TASK PROMPT:
Write out every record below exactly as it appears.

>> START

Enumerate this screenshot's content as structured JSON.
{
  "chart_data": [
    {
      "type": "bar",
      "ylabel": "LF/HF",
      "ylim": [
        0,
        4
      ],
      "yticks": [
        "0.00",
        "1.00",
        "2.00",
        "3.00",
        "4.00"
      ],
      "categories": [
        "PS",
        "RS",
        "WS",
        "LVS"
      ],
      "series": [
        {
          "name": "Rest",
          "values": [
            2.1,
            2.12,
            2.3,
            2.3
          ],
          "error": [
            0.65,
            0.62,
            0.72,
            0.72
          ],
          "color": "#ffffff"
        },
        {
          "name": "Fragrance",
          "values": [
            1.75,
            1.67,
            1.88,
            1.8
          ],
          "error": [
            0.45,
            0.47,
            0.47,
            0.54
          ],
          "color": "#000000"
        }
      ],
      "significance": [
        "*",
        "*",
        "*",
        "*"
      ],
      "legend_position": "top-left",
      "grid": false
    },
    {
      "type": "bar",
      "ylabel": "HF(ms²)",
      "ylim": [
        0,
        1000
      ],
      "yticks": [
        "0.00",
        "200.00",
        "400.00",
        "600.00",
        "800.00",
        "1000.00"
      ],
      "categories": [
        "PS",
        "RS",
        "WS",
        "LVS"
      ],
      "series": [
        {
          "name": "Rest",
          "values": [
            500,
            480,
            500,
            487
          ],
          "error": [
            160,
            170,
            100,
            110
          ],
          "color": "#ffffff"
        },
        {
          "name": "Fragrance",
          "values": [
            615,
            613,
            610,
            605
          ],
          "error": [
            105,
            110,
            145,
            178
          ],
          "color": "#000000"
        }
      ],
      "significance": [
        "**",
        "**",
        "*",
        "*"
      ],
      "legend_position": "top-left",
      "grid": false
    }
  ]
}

>> END

COMPLETED EXERCISE:
Enumerate this screenshot's content as structured JSON.
{
  "chart_data": [
    {
      "type": "bar",
      "ylabel": "LF/HF",
      "ylim": [
        0,
        4
      ],
      "yticks": [
        "0.00",
        "1.00",
        "2.00",
        "3.00",
        "4.00"
      ],
      "categories": [
        "PS",
        "RS",
        "WS",
        "LVS"
      ],
      "series": [
        {
          "name": "Rest",
          "values": [
            2.1,
            2.12,
            2.3,
            2.3
          ],
          "error": [
            0.65,
            0.62,
            0.72,
            0.72
          ],
          "color": "#ffffff"
        },
        {
          "name": "Fragrance",
          "values": [
            1.75,
            1.67,
            1.88,
            1.8
          ],
          "error": [
            0.45,
            0.47,
            0.47,
            0.54
          ],
          "color": "#000000"
        }
      ],
      "significance": [
        "*",
        "*",
        "*",
        "*"
      ],
      "legend_position": "top-left",
      "grid": false
    },
    {
      "type": "bar",
      "ylabel": "HF(ms²)",
      "ylim": [
        0,
        1000
      ],
      "yticks": [
        "0.00",
        "200.00",
        "400.00",
        "600.00",
        "800.00",
        "1000.00"
      ],
      "categories": [
        "PS",
        "RS",
        "WS",
        "LVS"
      ],
      "series": [
        {
          "name": "Rest",
          "values": [
            500,
            480,
            500,
            487
          ],
          "error": [
            160,
            170,
            100,
            110
          ],
          "color": "#ffffff"
        },
        {
          "name": "Fragrance",
          "values": [
            615,
            613,
            610,
            605
          ],
          "error": [
            105,
            110,
            145,
            178
          ],
          "color": "#000000"
        }
      ],
      "significance": [
        "**",
        "**",
        "*",
        "*"
      ],
      "legend_position": "top-left",
      "grid": false
    }
  ]
}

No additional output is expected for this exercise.